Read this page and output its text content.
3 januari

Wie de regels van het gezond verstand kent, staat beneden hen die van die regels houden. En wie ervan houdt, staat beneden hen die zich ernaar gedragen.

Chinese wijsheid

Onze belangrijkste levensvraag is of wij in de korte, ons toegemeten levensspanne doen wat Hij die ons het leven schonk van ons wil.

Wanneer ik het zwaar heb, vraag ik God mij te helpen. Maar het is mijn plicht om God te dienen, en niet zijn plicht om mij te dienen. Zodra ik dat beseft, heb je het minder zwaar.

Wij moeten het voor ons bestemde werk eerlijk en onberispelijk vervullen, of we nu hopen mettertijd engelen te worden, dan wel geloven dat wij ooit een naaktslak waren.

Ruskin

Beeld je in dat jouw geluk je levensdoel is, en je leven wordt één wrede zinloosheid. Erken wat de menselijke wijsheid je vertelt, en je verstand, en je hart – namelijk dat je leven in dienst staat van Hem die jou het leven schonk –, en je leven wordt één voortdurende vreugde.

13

----

What you have to do:
Nothing in the listing may be changed; retype it all exactly.

Output for this task:
Read this page and output its text content.
3 januari

Wie de regels van het gezond verstand kent, staat beneden hen die van die regels houden. En wie ervan houdt, staat beneden hen die zich ernaar gedragen.

Chinese wijsheid

Onze belangrijkste levensvraag is of wij in de korte, ons toegemeten levensspanne doen wat Hij die ons het leven schonk van ons wil.

Wanneer ik het zwaar heb, vraag ik God mij te helpen. Maar het is mijn plicht om God te dienen, en niet zijn plicht om mij te dienen. Zodra ik dat beseft, heb je het minder zwaar.

Wij moeten het voor ons bestemde werk eerlijk en onberispelijk vervullen, of we nu hopen mettertijd engelen te worden, dan wel geloven dat wij ooit een naaktslak waren.

Ruskin

Beeld je in dat jouw geluk je levensdoel is, en je leven wordt één wrede zinloosheid. Erken wat de menselijke wijsheid je vertelt, en je verstand, en je hart – namelijk dat je leven in dienst staat van Hem die jou het leven schonk –, en je leven wordt één voortdurende vreugde.

13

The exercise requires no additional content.